[Records from a data collection]
○ ○ ○

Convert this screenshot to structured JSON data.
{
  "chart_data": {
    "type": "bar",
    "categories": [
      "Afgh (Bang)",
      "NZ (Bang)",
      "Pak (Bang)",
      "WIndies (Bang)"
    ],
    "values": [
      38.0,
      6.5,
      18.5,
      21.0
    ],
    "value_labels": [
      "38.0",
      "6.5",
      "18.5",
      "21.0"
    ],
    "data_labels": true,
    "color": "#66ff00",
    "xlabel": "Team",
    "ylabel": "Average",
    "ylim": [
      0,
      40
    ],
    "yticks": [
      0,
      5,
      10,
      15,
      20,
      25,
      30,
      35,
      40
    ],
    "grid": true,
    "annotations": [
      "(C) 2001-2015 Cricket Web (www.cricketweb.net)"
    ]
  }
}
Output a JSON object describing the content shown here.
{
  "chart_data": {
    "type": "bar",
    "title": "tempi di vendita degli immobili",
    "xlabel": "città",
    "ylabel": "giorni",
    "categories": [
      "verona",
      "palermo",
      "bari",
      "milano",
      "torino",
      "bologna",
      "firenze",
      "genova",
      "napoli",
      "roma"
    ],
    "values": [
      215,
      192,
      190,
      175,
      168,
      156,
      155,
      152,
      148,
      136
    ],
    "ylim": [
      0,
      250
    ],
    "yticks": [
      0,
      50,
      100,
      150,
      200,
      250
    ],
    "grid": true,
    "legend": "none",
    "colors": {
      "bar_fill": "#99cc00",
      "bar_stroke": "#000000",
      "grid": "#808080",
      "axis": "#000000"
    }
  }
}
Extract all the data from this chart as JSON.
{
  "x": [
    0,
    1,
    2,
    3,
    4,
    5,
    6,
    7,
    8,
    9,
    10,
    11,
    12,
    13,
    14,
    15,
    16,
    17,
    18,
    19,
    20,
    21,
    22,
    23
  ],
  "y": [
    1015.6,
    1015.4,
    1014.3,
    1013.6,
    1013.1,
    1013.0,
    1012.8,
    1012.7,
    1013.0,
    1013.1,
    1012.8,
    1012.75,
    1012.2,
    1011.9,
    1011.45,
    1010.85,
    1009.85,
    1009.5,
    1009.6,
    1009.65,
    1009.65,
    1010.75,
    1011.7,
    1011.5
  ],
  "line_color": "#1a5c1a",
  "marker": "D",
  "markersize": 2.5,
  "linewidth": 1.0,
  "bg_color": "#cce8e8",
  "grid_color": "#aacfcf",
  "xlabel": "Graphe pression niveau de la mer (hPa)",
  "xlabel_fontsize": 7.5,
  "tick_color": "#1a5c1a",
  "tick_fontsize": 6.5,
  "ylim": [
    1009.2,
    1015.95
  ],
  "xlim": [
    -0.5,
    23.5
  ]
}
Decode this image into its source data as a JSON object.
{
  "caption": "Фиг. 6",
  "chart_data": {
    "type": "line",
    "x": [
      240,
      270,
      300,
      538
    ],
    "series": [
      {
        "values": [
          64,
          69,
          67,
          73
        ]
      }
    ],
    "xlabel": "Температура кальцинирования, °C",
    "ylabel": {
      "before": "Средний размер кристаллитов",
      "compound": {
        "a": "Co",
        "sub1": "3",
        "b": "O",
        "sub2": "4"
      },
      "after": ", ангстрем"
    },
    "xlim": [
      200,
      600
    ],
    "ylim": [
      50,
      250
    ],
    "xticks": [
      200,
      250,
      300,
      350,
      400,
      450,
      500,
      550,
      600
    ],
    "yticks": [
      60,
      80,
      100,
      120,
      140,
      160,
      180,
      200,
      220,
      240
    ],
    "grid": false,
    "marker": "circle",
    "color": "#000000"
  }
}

○ ○ ○

• WRITTEN PROBLEM:
Print all of the entries exactly as they appear.

• EXERCISE OUTPUT:
Convert this screenshot to structured JSON data.
{
  "chart_data": {
    "type": "bar",
    "categories": [
      "Afgh (Bang)",
      "NZ (Bang)",
      "Pak (Bang)",
      "WIndies (Bang)"
    ],
    "values": [
      38.0,
      6.5,
      18.5,
      21.0
    ],
    "value_labels": [
      "38.0",
      "6.5",
      "18.5",
      "21.0"
    ],
    "data_labels": true,
    "color": "#66ff00",
    "xlabel": "Team",
    "ylabel": "Average",
    "ylim": [
      0,
      40
    ],
    "yticks": [
      0,
      5,
      10,
      15,
      20,
      25,
      30,
      35,
      40
    ],
    "grid": true,
    "annotations": [
      "(C) 2001-2015 Cricket Web (www.cricketweb.net)"
    ]
  }
}
Output a JSON object describing the content shown here.
{
  "chart_data": {
    "type": "bar",
    "title": "tempi di vendita degli immobili",
    "xlabel": "città",
    "ylabel": "giorni",
    "categories": [
      "verona",
      "palermo",
      "bari",
      "milano",
      "torino",
      "bologna",
      "firenze",
      "genova",
      "napoli",
      "roma"
    ],
    "values": [
      215,
      192,
      190,
      175,
      168,
      156,
      155,
      152,
      148,
      136
    ],
    "ylim": [
      0,
      250
    ],
    "yticks": [
      0,
      50,
      100,
      150,
      200,
      250
    ],
    "grid": true,
    "legend": "none",
    "colors": {
      "bar_fill": "#99cc00",
      "bar_stroke": "#000000",
      "grid": "#808080",
      "axis": "#000000"
    }
  }
}
Extract all the data from this chart as JSON.
{
  "x": [
    0,
    1,
    2,
    3,
    4,
    5,
    6,
    7,
    8,
    9,
    10,
    11,
    12,
    13,
    14,
    15,
    16,
    17,
    18,
    19,
    20,
    21,
    22,
    23
  ],
  "y": [
    1015.6,
    1015.4,
    1014.3,
    1013.6,
    1013.1,
    1013.0,
    1012.8,
    1012.7,
    1013.0,
    1013.1,
    1012.8,
    1012.75,
    1012.2,
    1011.9,
    1011.45,
    1010.85,
    1009.85,
    1009.5,
    1009.6,
    1009.65,
    1009.65,
    1010.75,
    1011.7,
    1011.5
  ],
  "line_color": "#1a5c1a",
  "marker": "D",
  "markersize": 2.5,
  "linewidth": 1.0,
  "bg_color": "#cce8e8",
  "grid_color": "#aacfcf",
  "xlabel": "Graphe pression niveau de la mer (hPa)",
  "xlabel_fontsize": 7.5,
  "tick_color": "#1a5c1a",
  "tick_fontsize": 6.5,
  "ylim": [
    1009.2,
    1015.95
  ],
  "xlim": [
    -0.5,
    23.5
  ]
}
Decode this image into its source data as a JSON object.
{
  "caption": "Фиг. 6",
  "chart_data": {
    "type": "line",
    "x": [
      240,
      270,
      300,
      538
    ],
    "series": [
      {
        "values": [
          64,
          69,
          67,
          73
        ]
      }
    ],
    "xlabel": "Температура кальцинирования, °C",
    "ylabel": {
      "before": "Средний размер кристаллитов",
      "compound": {
        "a": "Co",
        "sub1": "3",
        "b": "O",
        "sub2": "4"
      },
      "after": ", ангстрем"
    },
    "xlim": [
      200,
      600
    ],
    "ylim": [
      50,
      250
    ],
    "xticks": [
      200,
      250,
      300,
      350,
      400,
      450,
      500,
      550,
      600
    ],
    "yticks": [
      60,
      80,
      100,
      120,
      140,
      160,
      180,
      200,
      220,
      240
    ],
    "grid": false,
    "marker": "circle",
    "color": "#000000"
  }
}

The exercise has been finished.